WHAT NEEDS TO BE DONE ▸ Gather every line that includes the word "name", please.

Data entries
····················

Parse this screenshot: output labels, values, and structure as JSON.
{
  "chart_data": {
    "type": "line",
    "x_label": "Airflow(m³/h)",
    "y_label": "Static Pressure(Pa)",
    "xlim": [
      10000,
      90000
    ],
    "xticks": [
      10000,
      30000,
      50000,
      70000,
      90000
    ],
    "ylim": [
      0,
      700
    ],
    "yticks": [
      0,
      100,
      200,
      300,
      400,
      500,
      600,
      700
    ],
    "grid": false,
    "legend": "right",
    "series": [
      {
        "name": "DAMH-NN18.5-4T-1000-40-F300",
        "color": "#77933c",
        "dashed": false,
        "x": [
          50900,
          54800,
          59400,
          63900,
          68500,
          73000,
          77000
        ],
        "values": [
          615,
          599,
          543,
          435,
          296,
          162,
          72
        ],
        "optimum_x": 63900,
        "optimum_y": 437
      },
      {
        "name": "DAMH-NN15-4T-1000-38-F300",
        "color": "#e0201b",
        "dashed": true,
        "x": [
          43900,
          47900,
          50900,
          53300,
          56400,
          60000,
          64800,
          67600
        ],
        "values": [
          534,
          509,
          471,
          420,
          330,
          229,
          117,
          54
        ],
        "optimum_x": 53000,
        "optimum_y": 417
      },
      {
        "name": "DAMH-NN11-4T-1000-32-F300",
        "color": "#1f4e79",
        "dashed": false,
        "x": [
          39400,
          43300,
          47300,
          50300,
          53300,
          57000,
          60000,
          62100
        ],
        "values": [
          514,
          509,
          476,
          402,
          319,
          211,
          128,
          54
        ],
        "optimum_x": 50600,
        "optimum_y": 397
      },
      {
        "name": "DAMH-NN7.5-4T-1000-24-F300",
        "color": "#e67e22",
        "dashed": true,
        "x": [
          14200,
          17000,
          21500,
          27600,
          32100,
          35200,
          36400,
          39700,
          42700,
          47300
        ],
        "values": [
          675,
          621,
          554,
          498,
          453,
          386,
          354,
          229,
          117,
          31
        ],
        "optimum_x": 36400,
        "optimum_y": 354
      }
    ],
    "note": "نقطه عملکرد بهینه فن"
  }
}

····················

SOLUTION TO THE PROBLEM ▸
        "name": "DAMH-NN18.5-4T-1000-40-F300",
        "name": "DAMH-NN15-4T-1000-38-F300",
        "name": "DAMH-NN11-4T-1000-32-F300",
        "name": "DAMH-NN7.5-4T-1000-24-F300",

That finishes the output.